**Problem statement:** Comb the records below for the string "What" and copy each line where it turns up.

**Supplied data:**
◇ ◇ ◇
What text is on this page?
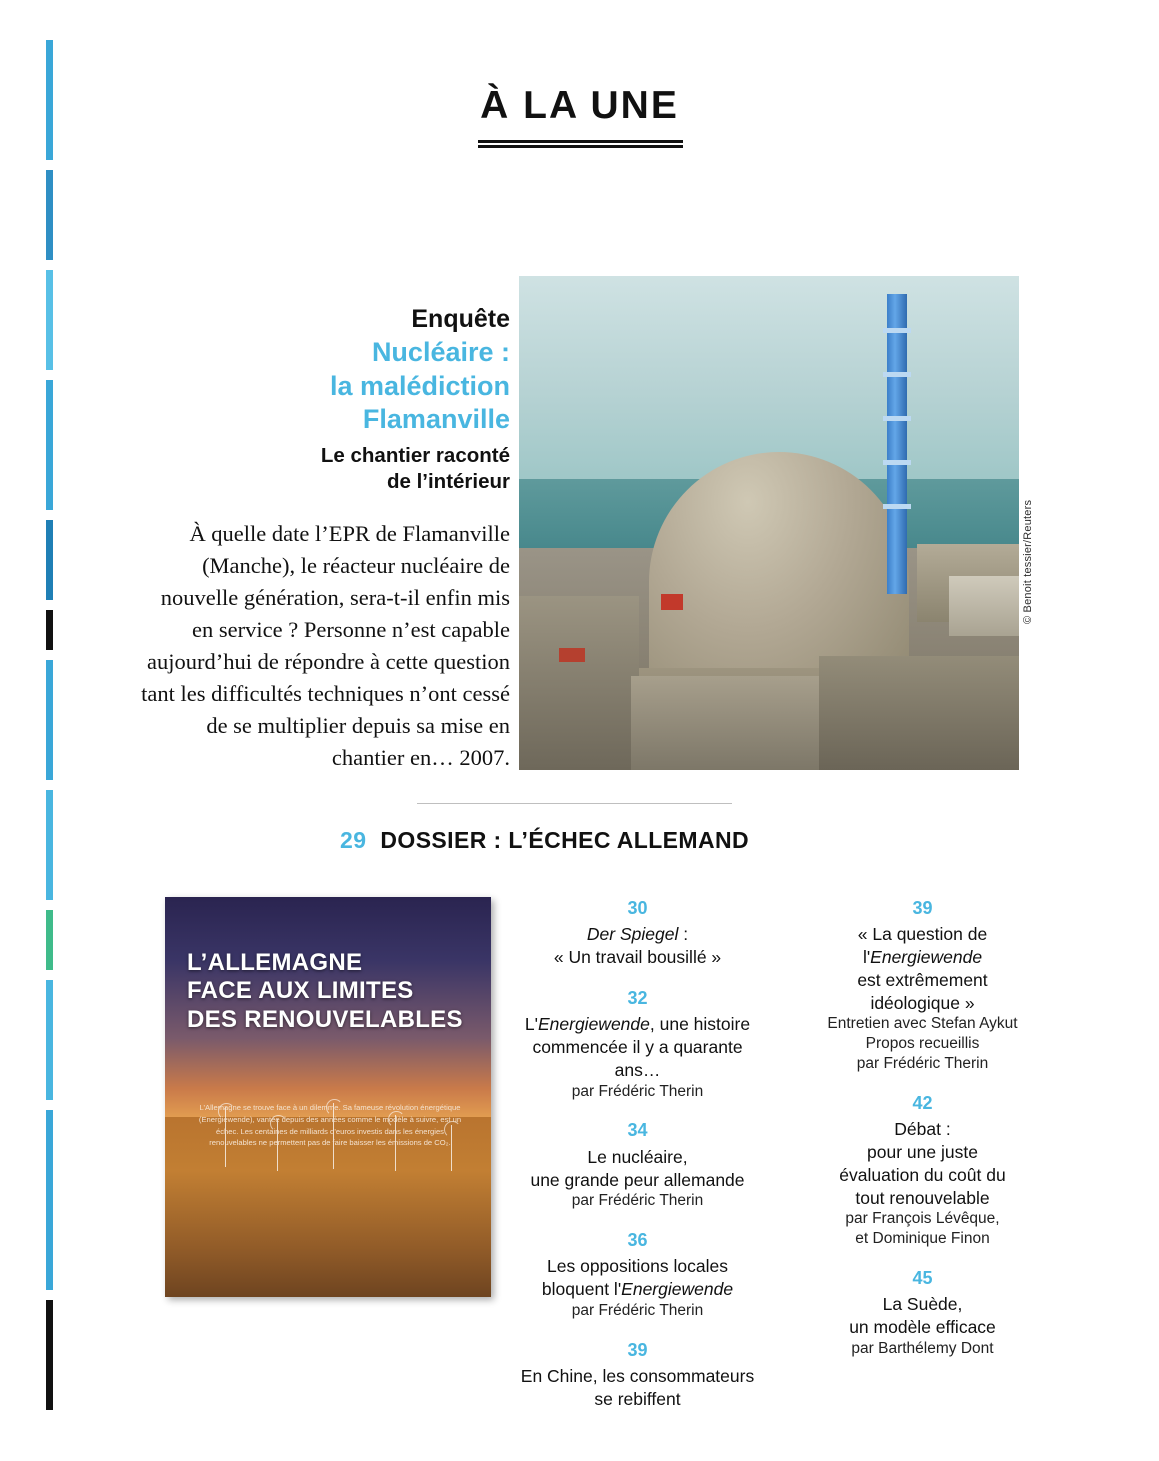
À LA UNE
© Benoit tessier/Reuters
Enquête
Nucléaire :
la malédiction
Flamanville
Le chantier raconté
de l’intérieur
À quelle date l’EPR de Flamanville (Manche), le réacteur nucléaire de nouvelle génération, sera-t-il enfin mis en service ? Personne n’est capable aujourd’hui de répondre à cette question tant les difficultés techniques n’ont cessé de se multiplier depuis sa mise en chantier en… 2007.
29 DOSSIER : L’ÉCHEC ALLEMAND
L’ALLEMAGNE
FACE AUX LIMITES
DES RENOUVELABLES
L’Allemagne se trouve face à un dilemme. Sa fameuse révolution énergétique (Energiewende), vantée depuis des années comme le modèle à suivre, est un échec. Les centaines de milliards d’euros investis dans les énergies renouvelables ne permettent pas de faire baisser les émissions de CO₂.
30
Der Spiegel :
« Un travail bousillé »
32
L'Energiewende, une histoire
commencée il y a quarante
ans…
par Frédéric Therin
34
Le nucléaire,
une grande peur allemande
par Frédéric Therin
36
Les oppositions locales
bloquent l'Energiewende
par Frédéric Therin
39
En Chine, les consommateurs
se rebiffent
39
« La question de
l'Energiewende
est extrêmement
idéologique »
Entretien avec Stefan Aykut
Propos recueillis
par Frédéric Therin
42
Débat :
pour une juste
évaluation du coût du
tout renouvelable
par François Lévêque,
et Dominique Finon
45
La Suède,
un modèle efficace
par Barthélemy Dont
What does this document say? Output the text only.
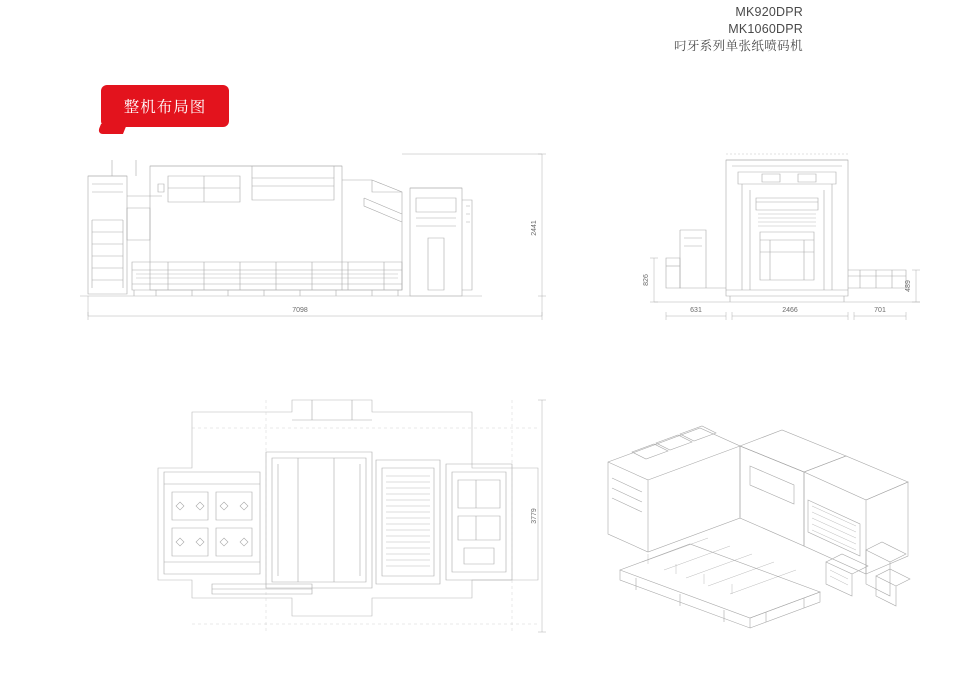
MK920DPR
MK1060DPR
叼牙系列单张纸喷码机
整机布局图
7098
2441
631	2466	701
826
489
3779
◇ ◇ ◇
**Solution to this problem:**
What text is on this page?
What does this document say? Output the text only.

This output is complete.